Return only the line that contains "Extract all readable text from this page." and each line after it, through the last line of the data below, copied exactly.

--- begin DATA LISTING ---

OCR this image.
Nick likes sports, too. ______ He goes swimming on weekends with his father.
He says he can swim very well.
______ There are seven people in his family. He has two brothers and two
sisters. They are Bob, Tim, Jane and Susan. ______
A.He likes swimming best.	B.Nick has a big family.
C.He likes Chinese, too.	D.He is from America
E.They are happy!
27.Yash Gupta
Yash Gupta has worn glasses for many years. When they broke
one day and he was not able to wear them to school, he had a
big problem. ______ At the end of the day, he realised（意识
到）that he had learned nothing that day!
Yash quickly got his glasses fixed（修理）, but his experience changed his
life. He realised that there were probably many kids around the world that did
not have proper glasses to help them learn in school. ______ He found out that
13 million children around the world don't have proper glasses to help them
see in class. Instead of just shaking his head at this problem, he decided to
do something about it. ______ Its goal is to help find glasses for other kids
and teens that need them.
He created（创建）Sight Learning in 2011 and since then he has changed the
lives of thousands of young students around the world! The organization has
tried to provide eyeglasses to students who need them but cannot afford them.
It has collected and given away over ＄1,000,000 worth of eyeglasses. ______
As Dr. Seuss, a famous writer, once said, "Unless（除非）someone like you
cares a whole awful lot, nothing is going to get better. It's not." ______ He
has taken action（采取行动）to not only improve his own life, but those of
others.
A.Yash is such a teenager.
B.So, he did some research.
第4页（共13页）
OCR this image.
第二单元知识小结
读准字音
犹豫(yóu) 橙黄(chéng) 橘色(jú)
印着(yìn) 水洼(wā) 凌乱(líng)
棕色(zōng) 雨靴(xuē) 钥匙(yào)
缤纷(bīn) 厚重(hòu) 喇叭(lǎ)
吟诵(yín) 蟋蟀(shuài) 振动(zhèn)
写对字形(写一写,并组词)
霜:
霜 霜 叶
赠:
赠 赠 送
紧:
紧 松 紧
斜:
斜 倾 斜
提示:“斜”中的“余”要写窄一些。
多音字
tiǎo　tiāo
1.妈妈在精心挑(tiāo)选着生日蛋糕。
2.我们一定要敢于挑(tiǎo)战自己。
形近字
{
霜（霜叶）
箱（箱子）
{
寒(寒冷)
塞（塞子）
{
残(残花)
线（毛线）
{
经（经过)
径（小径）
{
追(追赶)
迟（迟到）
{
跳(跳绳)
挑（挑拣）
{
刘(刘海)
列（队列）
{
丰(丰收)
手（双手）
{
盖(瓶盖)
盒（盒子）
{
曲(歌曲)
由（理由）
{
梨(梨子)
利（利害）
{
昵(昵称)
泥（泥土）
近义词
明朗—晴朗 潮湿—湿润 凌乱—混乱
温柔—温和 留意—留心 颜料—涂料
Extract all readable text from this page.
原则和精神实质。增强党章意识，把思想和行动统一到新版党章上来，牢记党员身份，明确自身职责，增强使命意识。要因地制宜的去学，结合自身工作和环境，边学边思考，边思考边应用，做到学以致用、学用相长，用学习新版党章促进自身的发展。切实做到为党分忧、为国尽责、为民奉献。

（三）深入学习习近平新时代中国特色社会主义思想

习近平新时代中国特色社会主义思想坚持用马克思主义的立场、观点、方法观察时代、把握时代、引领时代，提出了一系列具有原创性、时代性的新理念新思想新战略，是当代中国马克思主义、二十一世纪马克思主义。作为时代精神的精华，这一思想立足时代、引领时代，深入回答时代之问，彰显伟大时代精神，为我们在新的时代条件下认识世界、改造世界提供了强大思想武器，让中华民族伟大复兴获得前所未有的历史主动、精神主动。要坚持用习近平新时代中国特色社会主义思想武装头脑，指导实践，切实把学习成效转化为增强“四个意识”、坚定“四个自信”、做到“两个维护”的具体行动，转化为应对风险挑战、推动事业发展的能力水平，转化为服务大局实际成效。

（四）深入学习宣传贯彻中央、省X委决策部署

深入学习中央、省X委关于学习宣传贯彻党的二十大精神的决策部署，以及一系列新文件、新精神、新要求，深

--- end DATA LISTING ---

■ WRITTEN ANSWER ■
Extract all readable text from this page.
原则和精神实质。增强党章意识，把思想和行动统一到新版党章上来，牢记党员身份，明确自身职责，增强使命意识。要因地制宜的去学，结合自身工作和环境，边学边思考，边思考边应用，做到学以致用、学用相长，用学习新版党章促进自身的发展。切实做到为党分忧、为国尽责、为民奉献。

（三）深入学习习近平新时代中国特色社会主义思想

习近平新时代中国特色社会主义思想坚持用马克思主义的立场、观点、方法观察时代、把握时代、引领时代，提出了一系列具有原创性、时代性的新理念新思想新战略，是当代中国马克思主义、二十一世纪马克思主义。作为时代精神的精华，这一思想立足时代、引领时代，深入回答时代之问，彰显伟大时代精神，为我们在新的时代条件下认识世界、改造世界提供了强大思想武器，让中华民族伟大复兴获得前所未有的历史主动、精神主动。要坚持用习近平新时代中国特色社会主义思想武装头脑，指导实践，切实把学习成效转化为增强“四个意识”、坚定“四个自信”、做到“两个维护”的具体行动，转化为应对风险挑战、推动事业发展的能力水平，转化为服务大局实际成效。

（四）深入学习宣传贯彻中央、省X委决策部署

深入学习中央、省X委关于学习宣传贯彻党的二十大精神的决策部署，以及一系列新文件、新精神、新要求，深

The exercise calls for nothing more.